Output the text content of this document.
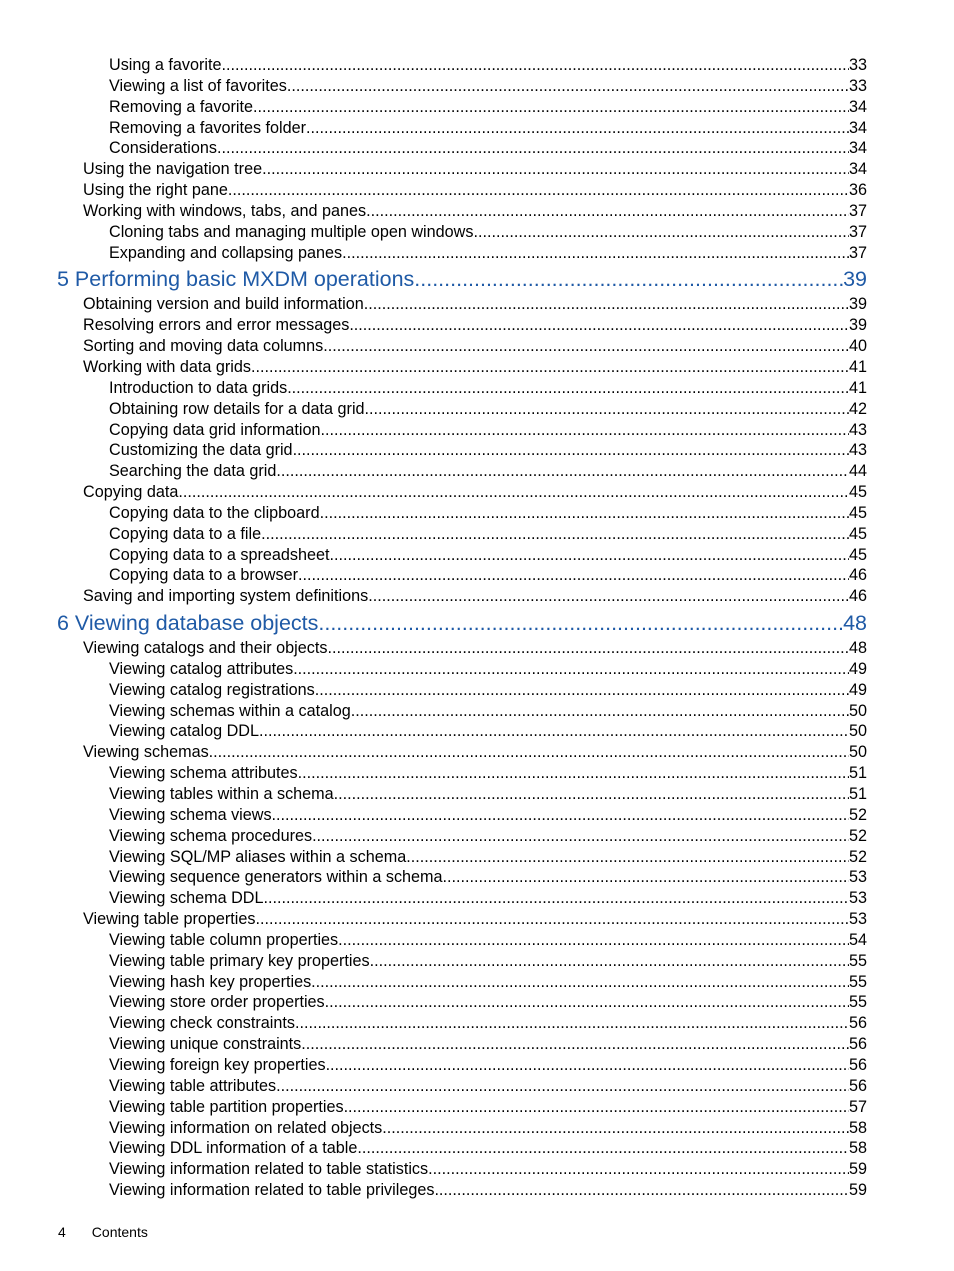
Using a favorite .....	33
Viewing a list of favorites .....	33
Removing a favorite .....	34
Removing a favorites folder .....	34
Considerations .....	34
Using the navigation tree .....	34
Using the right pane .....	36
Working with windows, tabs, and panes .....	37
Cloning tabs and managing multiple open windows .....	37
Expanding and collapsing panes .....	37
5 Performing basic MXDM operations .....	39
Obtaining version and build information .....	39
Resolving errors and error messages .....	39
Sorting and moving data columns .....	40
Working with data grids .....	41
Introduction to data grids .....	41
Obtaining row details for a data grid .....	42
Copying data grid information .....	43
Customizing the data grid .....	43
Searching the data grid .....	44
Copying data .....	45
Copying data to the clipboard .....	45
Copying data to a file .....	45
Copying data to a spreadsheet .....	45
Copying data to a browser .....	46
Saving and importing system definitions .....	46
6 Viewing database objects .....	48
Viewing catalogs and their objects .....	48
Viewing catalog attributes .....	49
Viewing catalog registrations .....	49
Viewing schemas within a catalog .....	50
Viewing catalog DDL .....	50
Viewing schemas .....	50
Viewing schema attributes .....	51
Viewing tables within a schema .....	51
Viewing schema views .....	52
Viewing schema procedures .....	52
Viewing SQL/MP aliases within a schema .....	52
Viewing sequence generators within a schema .....	53
Viewing schema DDL .....	53
Viewing table properties .....	53
Viewing table column properties .....	54
Viewing table primary key properties .....	55
Viewing hash key properties .....	55
Viewing store order properties .....	55
Viewing check constraints .....	56
Viewing unique constraints .....	56
Viewing foreign key properties .....	56
Viewing table attributes .....	56
Viewing table partition properties .....	57
Viewing information on related objects .....	58
Viewing DDL information of a table .....	58
Viewing information related to table statistics .....	59
Viewing information related to table privileges .....	59
4 Contents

* * *

What is required: Scan the lines for the string "Copying". Copy out each line that matches.

Exercise answer:
Copying data grid information .....	43
Copying data .....	45
Copying data to the clipboard .....	45
Copying data to a file .....	45
Copying data to a spreadsheet .....	45
Copying data to a browser .....	46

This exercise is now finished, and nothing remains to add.